**Problem statement**
The records that follow are to be repeated exactly, without any pictures.

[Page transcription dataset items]
┄┄┄┄┄┄┄┄┄┄┄┄┄┄┄┄┄┄┄┄
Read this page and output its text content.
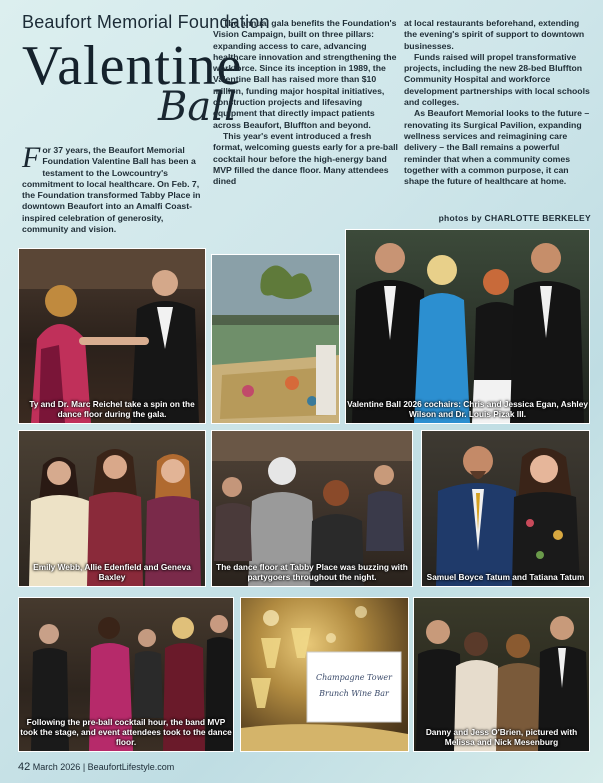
Beaufort Memorial Foundation
Valentine
Ball

For 37 years, the Beaufort Memorial Foundation Valentine Ball has been a testament to the Lowcountry's commitment to local healthcare. On Feb. 7, the Foundation transformed Tabby Place in downtown Beaufort into an Amalfi Coast-inspired celebration of generosity, community and vision.

The annual gala benefits the Foundation's Vision Campaign, built on three pillars: expanding access to care, advancing healthcare innovation and strengthening the workforce. Since its inception in 1989, the Valentine Ball has raised more than $10 million, funding major hospital initiatives, construction projects and lifesaving equipment that directly impact patients across Beaufort, Bluffton and beyond.

This year's event introduced a fresh format, welcoming guests early for a pre-ball cocktail hour before the high-energy band MVP filled the dance floor. Many attendees dined

at local restaurants beforehand, extending the evening's spirit of support to downtown businesses.

Funds raised will propel transformative projects, including the new 28-bed Bluffton Community Hospital and workforce development partnerships with local schools and colleges.

As Beaufort Memorial looks to the future – renovating its Surgical Pavilion, expanding wellness services and reimagining care delivery – the Ball remains a powerful reminder that when a community comes together with a common purpose, it can shape the future of healthcare at home.

photos by CHARLOTTE BERKELEY
Ty and Dr. Marc Reichel take a spin on the dance floor during the gala.
Valentine Ball 2026 cochairs: Chris and Jessica Egan, Ashley Wilson and Dr. Louis Pizak III.
Emily Webb, Allie Edenfield and Geneva Baxley
The dance floor at Tabby Place was buzzing with partygoers throughout the night.	Samuel Boyce Tatum and Tatiana Tatum
Following the pre-ball cocktail hour, the band MVP took the stage, and event attendees took to the dance floor.
Champagne Tower
Brunch Wine Bar
Danny and Jess O'Brien, pictured with Melissa and Nick Mesenburg
42 March 2026 | BeaufortLifestyle.com
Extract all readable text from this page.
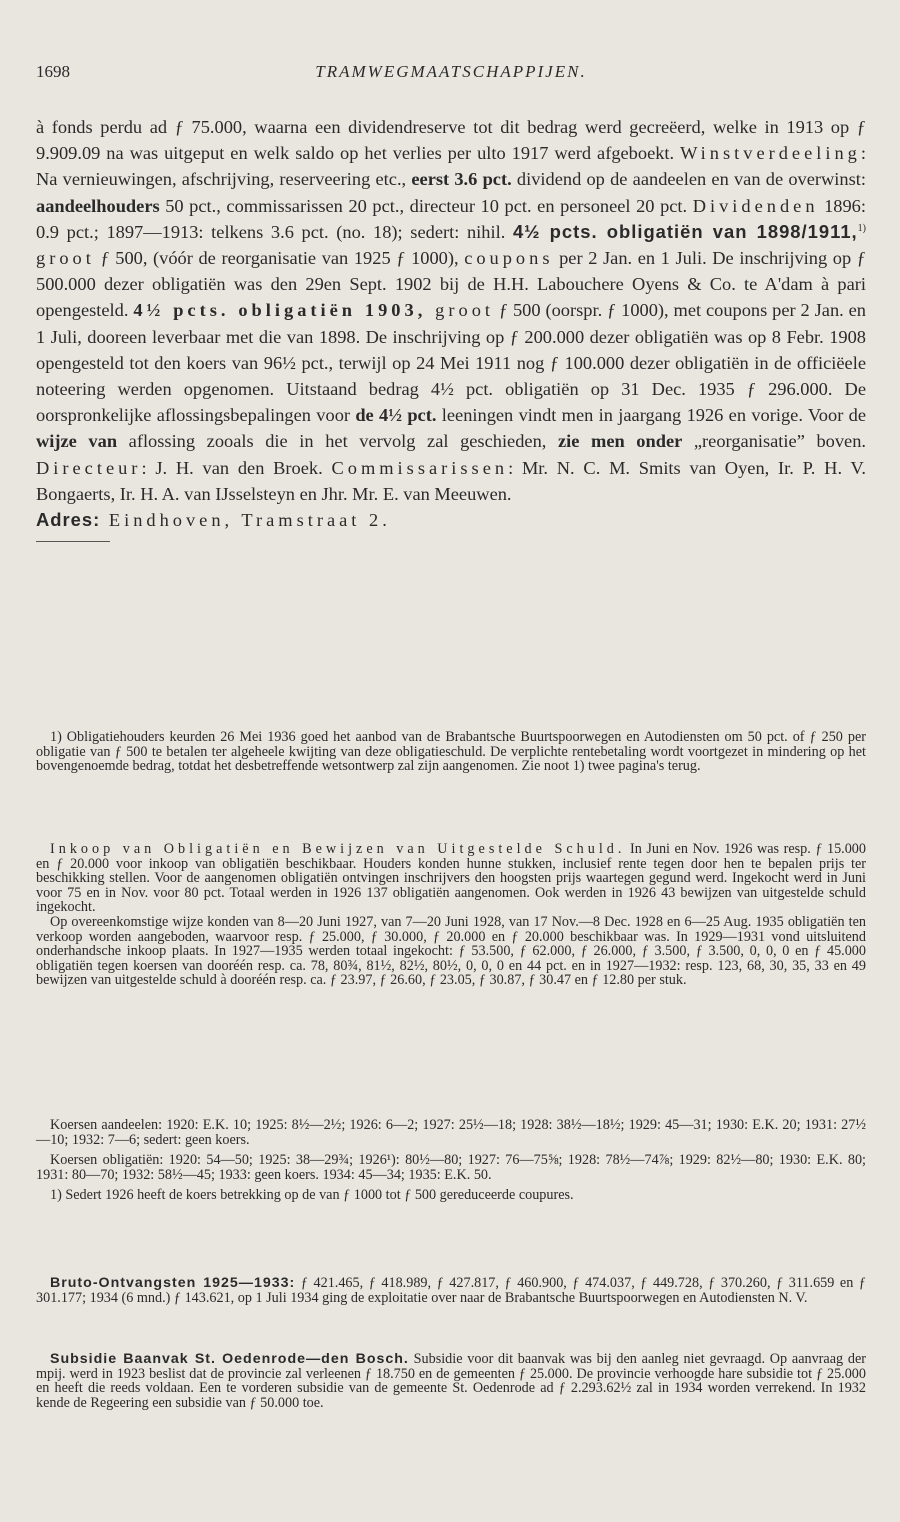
1698	TRAMWEGMAATSCHAPPIJEN.

à fonds perdu ad ƒ 75.000, waarna een dividendreserve tot dit bedrag werd gecreëerd, welke in 1913 op ƒ 9.909.09 na was uitgeput en welk saldo op het verlies per ulto 1917 werd afgeboekt. Winstverdeeling: Na vernieuwingen, afschrijving, reserveering etc., eerst 3.6 pct. dividend op de aandeelen en van de overwinst: aandeelhouders 50 pct., commissarissen 20 pct., directeur 10 pct. en personeel 20 pct. Dividenden 1896: 0.9 pct.; 1897—1913: telkens 3.6 pct. (no. 18); sedert: nihil. 4½ pcts. obligatiën van 1898/1911,$^{1)}$ groot ƒ 500, (vóór de reorganisatie van 1925 ƒ 1000), coupons per 2 Jan. en 1 Juli. De inschrijving op ƒ 500.000 dezer obligatiën was den 29en Sept. 1902 bij de H.H. Labouchere Oyens & Co. te A'dam à pari opengesteld. 4½ pcts. obligatiën 1903, groot ƒ 500 (oorspr. ƒ 1000), met coupons per 2 Jan. en 1 Juli, dooreen leverbaar met die van 1898. De inschrijving op ƒ 200.000 dezer obligatiën was op 8 Febr. 1908 opengesteld tot den koers van 96½ pct., terwijl op 24 Mei 1911 nog ƒ 100.000 dezer obligatiën in de officiëele noteering werden opgenomen. Uitstaand bedrag 4½ pct. obligatiën op 31 Dec. 1935 ƒ 296.000. De oorspronkelijke aflossingsbepalingen voor de 4½ pct. leeningen vindt men in jaargang 1926 en vorige. Voor de wijze van aflossing zooals die in het vervolg zal geschieden, zie men onder „reorganisatie” boven. Directeur: J. H. van den Broek. Commissarissen: Mr. N. C. M. Smits van Oyen, Ir. P. H. V. Bongaerts, Ir. H. A. van IJsselsteyn en Jhr. Mr. E. van Meeuwen.

Adres: Eindhoven, Tramstraat 2.

1) Obligatiehouders keurden 26 Mei 1936 goed het aanbod van de Brabantsche Buurtspoorwegen en Autodiensten om 50 pct. of ƒ 250 per obligatie van ƒ 500 te betalen ter algeheele kwijting van deze obligatieschuld. De verplichte rentebetaling wordt voortgezet in mindering op het bovengenoemde bedrag, totdat het desbetreffende wetsontwerp zal zijn aangenomen. Zie noot 1) twee pagina's terug.

Inkoop van Obligatiën en Bewijzen van Uitgestelde Schuld. In Juni en Nov. 1926 was resp. ƒ 15.000 en ƒ 20.000 voor inkoop van obligatiën beschikbaar. Houders konden hunne stukken, inclusief rente tegen door hen te bepalen prijs ter beschikking stellen. Voor de aangenomen obligatiën ontvingen inschrijvers den hoogsten prijs waartegen gegund werd. Ingekocht werd in Juni voor 75 en in Nov. voor 80 pct. Totaal werden in 1926 137 obligatiën aangenomen. Ook werden in 1926 43 bewijzen van uitgestelde schuld ingekocht.

Op overeenkomstige wijze konden van 8—20 Juni 1927, van 7—20 Juni 1928, van 17 Nov.—8 Dec. 1928 en 6—25 Aug. 1935 obligatiën ten verkoop worden aangeboden, waarvoor resp. ƒ 25.000, ƒ 30.000, ƒ 20.000 en ƒ 20.000 beschikbaar was. In 1929—1931 vond uitsluitend onderhandsche inkoop plaats. In 1927—1935 werden totaal ingekocht: ƒ 53.500, ƒ 62.000, ƒ 26.000, ƒ 3.500, ƒ 3.500, 0, 0, 0 en ƒ 45.000 obligatiën tegen koersen van dooréén resp. ca. 78, 80¾, 81½, 82½, 80½, 0, 0, 0 en 44 pct. en in 1927—1932: resp. 123, 68, 30, 35, 33 en 49 bewijzen van uitgestelde schuld à dooréén resp. ca. ƒ 23.97, ƒ 26.60, ƒ 23.05, ƒ 30.87, ƒ 30.47 en ƒ 12.80 per stuk.

Koersen aandeelen: 1920: E.K. 10; 1925: 8½—2½; 1926: 6—2; 1927: 25½—18; 1928: 38½—18½; 1929: 45—31; 1930: E.K. 20; 1931: 27½—10; 1932: 7—6; sedert: geen koers.

Koersen obligatiën: 1920: 54—50; 1925: 38—29¾; 1926¹): 80½—80; 1927: 76—75⅝; 1928: 78½—74⅞; 1929: 82½—80; 1930: E.K. 80; 1931: 80—70; 1932: 58½—45; 1933: geen koers. 1934: 45—34; 1935: E.K. 50.

1) Sedert 1926 heeft de koers betrekking op de van ƒ 1000 tot ƒ 500 gereduceerde coupures.

Bruto-Ontvangsten 1925—1933: ƒ 421.465, ƒ 418.989, ƒ 427.817, ƒ 460.900, ƒ 474.037, ƒ 449.728, ƒ 370.260, ƒ 311.659 en ƒ 301.177; 1934 (6 mnd.) ƒ 143.621, op 1 Juli 1934 ging de exploitatie over naar de Brabantsche Buurtspoorwegen en Autodiensten N. V.

Subsidie Baanvak St. Oedenrode—den Bosch. Subsidie voor dit baanvak was bij den aanleg niet gevraagd. Op aanvraag der mpij. werd in 1923 beslist dat de provincie zal verleenen ƒ 18.750 en de gemeenten ƒ 25.000. De provincie verhoogde hare subsidie tot ƒ 25.000 en heeft die reeds voldaan. Een te vorderen subsidie van de gemeente St. Oedenrode ad ƒ 2.293.62½ zal in 1934 worden verrekend. In 1932 kende de Regeering een subsidie van ƒ 50.000 toe.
┄┄┄┄┄┄┄┄┄┄┄┄┄┄┄┄┄┄┄┄
**Reply to the exercise**
Read this page and output its text content.
Beaufort Memorial Foundation
Valentine
Ball

For 37 years, the Beaufort Memorial Foundation Valentine Ball has been a testament to the Lowcountry's commitment to local healthcare. On Feb. 7, the Foundation transformed Tabby Place in downtown Beaufort into an Amalfi Coast-inspired celebration of generosity, community and vision.

The annual gala benefits the Foundation's Vision Campaign, built on three pillars: expanding access to care, advancing healthcare innovation and strengthening the workforce. Since its inception in 1989, the Valentine Ball has raised more than $10 million, funding major hospital initiatives, construction projects and lifesaving equipment that directly impact patients across Beaufort, Bluffton and beyond.

This year's event introduced a fresh format, welcoming guests early for a pre-ball cocktail hour before the high-energy band MVP filled the dance floor. Many attendees dined

at local restaurants beforehand, extending the evening's spirit of support to downtown businesses.

Funds raised will propel transformative projects, including the new 28-bed Bluffton Community Hospital and workforce development partnerships with local schools and colleges.

As Beaufort Memorial looks to the future – renovating its Surgical Pavilion, expanding wellness services and reimagining care delivery – the Ball remains a powerful reminder that when a community comes together with a common purpose, it can shape the future of healthcare at home.

photos by CHARLOTTE BERKELEY
Ty and Dr. Marc Reichel take a spin on the dance floor during the gala.
Valentine Ball 2026 cochairs: Chris and Jessica Egan, Ashley Wilson and Dr. Louis Pizak III.
Emily Webb, Allie Edenfield and Geneva Baxley
The dance floor at Tabby Place was buzzing with partygoers throughout the night.	Samuel Boyce Tatum and Tatiana Tatum
Following the pre-ball cocktail hour, the band MVP took the stage, and event attendees took to the dance floor.
Champagne Tower
Brunch Wine Bar
Danny and Jess O'Brien, pictured with Melissa and Nick Mesenburg
42 March 2026 | BeaufortLifestyle.com
Extract all readable text from this page.
1698	TRAMWEGMAATSCHAPPIJEN.

à fonds perdu ad ƒ 75.000, waarna een dividendreserve tot dit bedrag werd gecreëerd, welke in 1913 op ƒ 9.909.09 na was uitgeput en welk saldo op het verlies per ulto 1917 werd afgeboekt. Winstverdeeling: Na vernieuwingen, afschrijving, reserveering etc., eerst 3.6 pct. dividend op de aandeelen en van de overwinst: aandeelhouders 50 pct., commissarissen 20 pct., directeur 10 pct. en personeel 20 pct. Dividenden 1896: 0.9 pct.; 1897—1913: telkens 3.6 pct. (no. 18); sedert: nihil. 4½ pcts. obligatiën van 1898/1911,$^{1)}$ groot ƒ 500, (vóór de reorganisatie van 1925 ƒ 1000), coupons per 2 Jan. en 1 Juli. De inschrijving op ƒ 500.000 dezer obligatiën was den 29en Sept. 1902 bij de H.H. Labouchere Oyens & Co. te A'dam à pari opengesteld. 4½ pcts. obligatiën 1903, groot ƒ 500 (oorspr. ƒ 1000), met coupons per 2 Jan. en 1 Juli, dooreen leverbaar met die van 1898. De inschrijving op ƒ 200.000 dezer obligatiën was op 8 Febr. 1908 opengesteld tot den koers van 96½ pct., terwijl op 24 Mei 1911 nog ƒ 100.000 dezer obligatiën in de officiëele noteering werden opgenomen. Uitstaand bedrag 4½ pct. obligatiën op 31 Dec. 1935 ƒ 296.000. De oorspronkelijke aflossingsbepalingen voor de 4½ pct. leeningen vindt men in jaargang 1926 en vorige. Voor de wijze van aflossing zooals die in het vervolg zal geschieden, zie men onder „reorganisatie” boven. Directeur: J. H. van den Broek. Commissarissen: Mr. N. C. M. Smits van Oyen, Ir. P. H. V. Bongaerts, Ir. H. A. van IJsselsteyn en Jhr. Mr. E. van Meeuwen.

Adres: Eindhoven, Tramstraat 2.

1) Obligatiehouders keurden 26 Mei 1936 goed het aanbod van de Brabantsche Buurtspoorwegen en Autodiensten om 50 pct. of ƒ 250 per obligatie van ƒ 500 te betalen ter algeheele kwijting van deze obligatieschuld. De verplichte rentebetaling wordt voortgezet in mindering op het bovengenoemde bedrag, totdat het desbetreffende wetsontwerp zal zijn aangenomen. Zie noot 1) twee pagina's terug.

Inkoop van Obligatiën en Bewijzen van Uitgestelde Schuld. In Juni en Nov. 1926 was resp. ƒ 15.000 en ƒ 20.000 voor inkoop van obligatiën beschikbaar. Houders konden hunne stukken, inclusief rente tegen door hen te bepalen prijs ter beschikking stellen. Voor de aangenomen obligatiën ontvingen inschrijvers den hoogsten prijs waartegen gegund werd. Ingekocht werd in Juni voor 75 en in Nov. voor 80 pct. Totaal werden in 1926 137 obligatiën aangenomen. Ook werden in 1926 43 bewijzen van uitgestelde schuld ingekocht.

Op overeenkomstige wijze konden van 8—20 Juni 1927, van 7—20 Juni 1928, van 17 Nov.—8 Dec. 1928 en 6—25 Aug. 1935 obligatiën ten verkoop worden aangeboden, waarvoor resp. ƒ 25.000, ƒ 30.000, ƒ 20.000 en ƒ 20.000 beschikbaar was. In 1929—1931 vond uitsluitend onderhandsche inkoop plaats. In 1927—1935 werden totaal ingekocht: ƒ 53.500, ƒ 62.000, ƒ 26.000, ƒ 3.500, ƒ 3.500, 0, 0, 0 en ƒ 45.000 obligatiën tegen koersen van dooréén resp. ca. 78, 80¾, 81½, 82½, 80½, 0, 0, 0 en 44 pct. en in 1927—1932: resp. 123, 68, 30, 35, 33 en 49 bewijzen van uitgestelde schuld à dooréén resp. ca. ƒ 23.97, ƒ 26.60, ƒ 23.05, ƒ 30.87, ƒ 30.47 en ƒ 12.80 per stuk.

Koersen aandeelen: 1920: E.K. 10; 1925: 8½—2½; 1926: 6—2; 1927: 25½—18; 1928: 38½—18½; 1929: 45—31; 1930: E.K. 20; 1931: 27½—10; 1932: 7—6; sedert: geen koers.

Koersen obligatiën: 1920: 54—50; 1925: 38—29¾; 1926¹): 80½—80; 1927: 76—75⅝; 1928: 78½—74⅞; 1929: 82½—80; 1930: E.K. 80; 1931: 80—70; 1932: 58½—45; 1933: geen koers. 1934: 45—34; 1935: E.K. 50.

1) Sedert 1926 heeft de koers betrekking op de van ƒ 1000 tot ƒ 500 gereduceerde coupures.

Bruto-Ontvangsten 1925—1933: ƒ 421.465, ƒ 418.989, ƒ 427.817, ƒ 460.900, ƒ 474.037, ƒ 449.728, ƒ 370.260, ƒ 311.659 en ƒ 301.177; 1934 (6 mnd.) ƒ 143.621, op 1 Juli 1934 ging de exploitatie over naar de Brabantsche Buurtspoorwegen en Autodiensten N. V.

Subsidie Baanvak St. Oedenrode—den Bosch. Subsidie voor dit baanvak was bij den aanleg niet gevraagd. Op aanvraag der mpij. werd in 1923 beslist dat de provincie zal verleenen ƒ 18.750 en de gemeenten ƒ 25.000. De provincie verhoogde hare subsidie tot ƒ 25.000 en heeft die reeds voldaan. Een te vorderen subsidie van de gemeente St. Oedenrode ad ƒ 2.293.62½ zal in 1934 worden verrekend. In 1932 kende de Regeering een subsidie van ƒ 50.000 toe.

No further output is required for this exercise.